* _TASK DETAILS_
Output all lines exactly.

-- Start --

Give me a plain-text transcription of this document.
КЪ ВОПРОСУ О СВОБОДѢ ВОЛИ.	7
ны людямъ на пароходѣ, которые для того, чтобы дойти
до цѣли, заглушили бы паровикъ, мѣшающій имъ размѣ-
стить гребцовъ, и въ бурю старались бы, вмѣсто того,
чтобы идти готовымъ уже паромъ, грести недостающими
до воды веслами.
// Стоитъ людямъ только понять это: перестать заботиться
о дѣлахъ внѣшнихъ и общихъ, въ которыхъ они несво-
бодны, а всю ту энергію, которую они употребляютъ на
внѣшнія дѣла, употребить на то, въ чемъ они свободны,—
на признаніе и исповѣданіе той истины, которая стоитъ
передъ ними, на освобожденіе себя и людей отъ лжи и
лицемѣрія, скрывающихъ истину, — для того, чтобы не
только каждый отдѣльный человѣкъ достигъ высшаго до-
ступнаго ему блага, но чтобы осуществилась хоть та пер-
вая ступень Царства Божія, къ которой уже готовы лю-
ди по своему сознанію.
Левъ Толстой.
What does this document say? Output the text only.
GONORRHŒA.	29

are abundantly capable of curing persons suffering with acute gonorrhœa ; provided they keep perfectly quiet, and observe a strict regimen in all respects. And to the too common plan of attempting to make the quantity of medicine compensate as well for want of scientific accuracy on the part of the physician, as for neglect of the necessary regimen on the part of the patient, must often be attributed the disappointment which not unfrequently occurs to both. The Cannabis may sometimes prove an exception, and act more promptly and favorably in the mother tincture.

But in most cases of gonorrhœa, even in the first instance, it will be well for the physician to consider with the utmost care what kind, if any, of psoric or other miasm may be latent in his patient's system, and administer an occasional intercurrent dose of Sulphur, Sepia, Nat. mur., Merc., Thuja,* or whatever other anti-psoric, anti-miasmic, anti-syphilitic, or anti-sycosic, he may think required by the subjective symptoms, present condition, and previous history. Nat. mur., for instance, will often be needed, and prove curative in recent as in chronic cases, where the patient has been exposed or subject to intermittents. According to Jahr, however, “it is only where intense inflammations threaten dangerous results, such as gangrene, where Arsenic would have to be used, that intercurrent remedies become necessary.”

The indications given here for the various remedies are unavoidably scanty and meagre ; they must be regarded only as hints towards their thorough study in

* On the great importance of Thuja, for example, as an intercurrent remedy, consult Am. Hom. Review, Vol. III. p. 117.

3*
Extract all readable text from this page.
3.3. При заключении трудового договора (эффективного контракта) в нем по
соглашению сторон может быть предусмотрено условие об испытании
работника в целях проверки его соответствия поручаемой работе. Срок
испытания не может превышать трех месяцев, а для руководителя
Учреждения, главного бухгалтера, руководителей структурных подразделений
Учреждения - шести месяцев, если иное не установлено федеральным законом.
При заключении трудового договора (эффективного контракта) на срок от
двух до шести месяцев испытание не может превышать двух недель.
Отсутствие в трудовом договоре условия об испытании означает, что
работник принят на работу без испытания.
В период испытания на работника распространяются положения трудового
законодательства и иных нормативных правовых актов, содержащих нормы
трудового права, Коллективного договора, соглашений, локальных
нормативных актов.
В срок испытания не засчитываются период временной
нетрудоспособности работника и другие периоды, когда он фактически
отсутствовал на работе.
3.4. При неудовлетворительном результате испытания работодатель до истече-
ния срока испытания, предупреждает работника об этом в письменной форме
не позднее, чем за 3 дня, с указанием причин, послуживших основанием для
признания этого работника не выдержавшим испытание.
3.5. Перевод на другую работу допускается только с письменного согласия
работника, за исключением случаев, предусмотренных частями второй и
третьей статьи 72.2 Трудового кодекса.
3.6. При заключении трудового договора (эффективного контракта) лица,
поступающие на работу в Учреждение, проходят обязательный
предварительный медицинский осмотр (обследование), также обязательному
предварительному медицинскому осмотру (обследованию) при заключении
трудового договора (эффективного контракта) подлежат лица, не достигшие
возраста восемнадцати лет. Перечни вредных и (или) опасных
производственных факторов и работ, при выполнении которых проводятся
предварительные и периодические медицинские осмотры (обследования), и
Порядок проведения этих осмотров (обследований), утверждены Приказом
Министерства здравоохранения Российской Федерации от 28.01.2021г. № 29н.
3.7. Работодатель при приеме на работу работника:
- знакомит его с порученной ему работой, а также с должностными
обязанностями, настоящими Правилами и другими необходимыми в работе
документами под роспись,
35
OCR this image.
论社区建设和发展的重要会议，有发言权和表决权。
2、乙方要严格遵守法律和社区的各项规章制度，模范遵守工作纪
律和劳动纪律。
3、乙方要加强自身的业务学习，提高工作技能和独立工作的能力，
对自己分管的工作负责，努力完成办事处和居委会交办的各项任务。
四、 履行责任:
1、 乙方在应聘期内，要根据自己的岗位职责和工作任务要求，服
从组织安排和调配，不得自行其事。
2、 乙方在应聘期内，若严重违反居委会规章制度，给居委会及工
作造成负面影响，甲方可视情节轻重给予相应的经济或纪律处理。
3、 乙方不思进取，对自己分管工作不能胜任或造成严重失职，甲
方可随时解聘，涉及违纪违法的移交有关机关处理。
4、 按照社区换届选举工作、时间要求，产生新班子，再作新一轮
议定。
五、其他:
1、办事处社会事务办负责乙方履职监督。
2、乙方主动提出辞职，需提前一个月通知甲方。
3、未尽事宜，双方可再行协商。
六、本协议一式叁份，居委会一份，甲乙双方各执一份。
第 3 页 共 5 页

-- End --

* _TASK RESPONSE_
Give me a plain-text transcription of this document.
КЪ ВОПРОСУ О СВОБОДѢ ВОЛИ.	7
ны людямъ на пароходѣ, которые для того, чтобы дойти
до цѣли, заглушили бы паровикъ, мѣшающій имъ размѣ-
стить гребцовъ, и въ бурю старались бы, вмѣсто того,
чтобы идти готовымъ уже паромъ, грести недостающими
до воды веслами.
// Стоитъ людямъ только понять это: перестать заботиться
о дѣлахъ внѣшнихъ и общихъ, въ которыхъ они несво-
бодны, а всю ту энергію, которую они употребляютъ на
внѣшнія дѣла, употребить на то, въ чемъ они свободны,—
на признаніе и исповѣданіе той истины, которая стоитъ
передъ ними, на освобожденіе себя и людей отъ лжи и
лицемѣрія, скрывающихъ истину, — для того, чтобы не
только каждый отдѣльный человѣкъ достигъ высшаго до-
ступнаго ему блага, но чтобы осуществилась хоть та пер-
вая ступень Царства Божія, къ которой уже готовы лю-
ди по своему сознанію.
Левъ Толстой.
What does this document say? Output the text only.
GONORRHŒA.	29

are abundantly capable of curing persons suffering with acute gonorrhœa ; provided they keep perfectly quiet, and observe a strict regimen in all respects. And to the too common plan of attempting to make the quantity of medicine compensate as well for want of scientific accuracy on the part of the physician, as for neglect of the necessary regimen on the part of the patient, must often be attributed the disappointment which not unfrequently occurs to both. The Cannabis may sometimes prove an exception, and act more promptly and favorably in the mother tincture.

But in most cases of gonorrhœa, even in the first instance, it will be well for the physician to consider with the utmost care what kind, if any, of psoric or other miasm may be latent in his patient's system, and administer an occasional intercurrent dose of Sulphur, Sepia, Nat. mur., Merc., Thuja,* or whatever other anti-psoric, anti-miasmic, anti-syphilitic, or anti-sycosic, he may think required by the subjective symptoms, present condition, and previous history. Nat. mur., for instance, will often be needed, and prove curative in recent as in chronic cases, where the patient has been exposed or subject to intermittents. According to Jahr, however, “it is only where intense inflammations threaten dangerous results, such as gangrene, where Arsenic would have to be used, that intercurrent remedies become necessary.”

The indications given here for the various remedies are unavoidably scanty and meagre ; they must be regarded only as hints towards their thorough study in

* On the great importance of Thuja, for example, as an intercurrent remedy, consult Am. Hom. Review, Vol. III. p. 117.

3*
Extract all readable text from this page.
3.3. При заключении трудового договора (эффективного контракта) в нем по
соглашению сторон может быть предусмотрено условие об испытании
работника в целях проверки его соответствия поручаемой работе. Срок
испытания не может превышать трех месяцев, а для руководителя
Учреждения, главного бухгалтера, руководителей структурных подразделений
Учреждения - шести месяцев, если иное не установлено федеральным законом.
При заключении трудового договора (эффективного контракта) на срок от
двух до шести месяцев испытание не может превышать двух недель.
Отсутствие в трудовом договоре условия об испытании означает, что
работник принят на работу без испытания.
В период испытания на работника распространяются положения трудового
законодательства и иных нормативных правовых актов, содержащих нормы
трудового права, Коллективного договора, соглашений, локальных
нормативных актов.
В срок испытания не засчитываются период временной
нетрудоспособности работника и другие периоды, когда он фактически
отсутствовал на работе.
3.4. При неудовлетворительном результате испытания работодатель до истече-
ния срока испытания, предупреждает работника об этом в письменной форме
не позднее, чем за 3 дня, с указанием причин, послуживших основанием для
признания этого работника не выдержавшим испытание.
3.5. Перевод на другую работу допускается только с письменного согласия
работника, за исключением случаев, предусмотренных частями второй и
третьей статьи 72.2 Трудового кодекса.
3.6. При заключении трудового договора (эффективного контракта) лица,
поступающие на работу в Учреждение, проходят обязательный
предварительный медицинский осмотр (обследование), также обязательному
предварительному медицинскому осмотру (обследованию) при заключении
трудового договора (эффективного контракта) подлежат лица, не достигшие
возраста восемнадцати лет. Перечни вредных и (или) опасных
производственных факторов и работ, при выполнении которых проводятся
предварительные и периодические медицинские осмотры (обследования), и
Порядок проведения этих осмотров (обследований), утверждены Приказом
Министерства здравоохранения Российской Федерации от 28.01.2021г. № 29н.
3.7. Работодатель при приеме на работу работника:
- знакомит его с порученной ему работой, а также с должностными
обязанностями, настоящими Правилами и другими необходимыми в работе
документами под роспись,
35
OCR this image.
论社区建设和发展的重要会议，有发言权和表决权。
2、乙方要严格遵守法律和社区的各项规章制度，模范遵守工作纪
律和劳动纪律。
3、乙方要加强自身的业务学习，提高工作技能和独立工作的能力，
对自己分管的工作负责，努力完成办事处和居委会交办的各项任务。
四、 履行责任:
1、 乙方在应聘期内，要根据自己的岗位职责和工作任务要求，服
从组织安排和调配，不得自行其事。
2、 乙方在应聘期内，若严重违反居委会规章制度，给居委会及工
作造成负面影响，甲方可视情节轻重给予相应的经济或纪律处理。
3、 乙方不思进取，对自己分管工作不能胜任或造成严重失职，甲
方可随时解聘，涉及违纪违法的移交有关机关处理。
4、 按照社区换届选举工作、时间要求，产生新班子，再作新一轮
议定。
五、其他:
1、办事处社会事务办负责乙方履职监督。
2、乙方主动提出辞职，需提前一个月通知甲方。
3、未尽事宜，双方可再行协商。
六、本协议一式叁份，居委会一份，甲乙双方各执一份。
第 3 页 共 5 页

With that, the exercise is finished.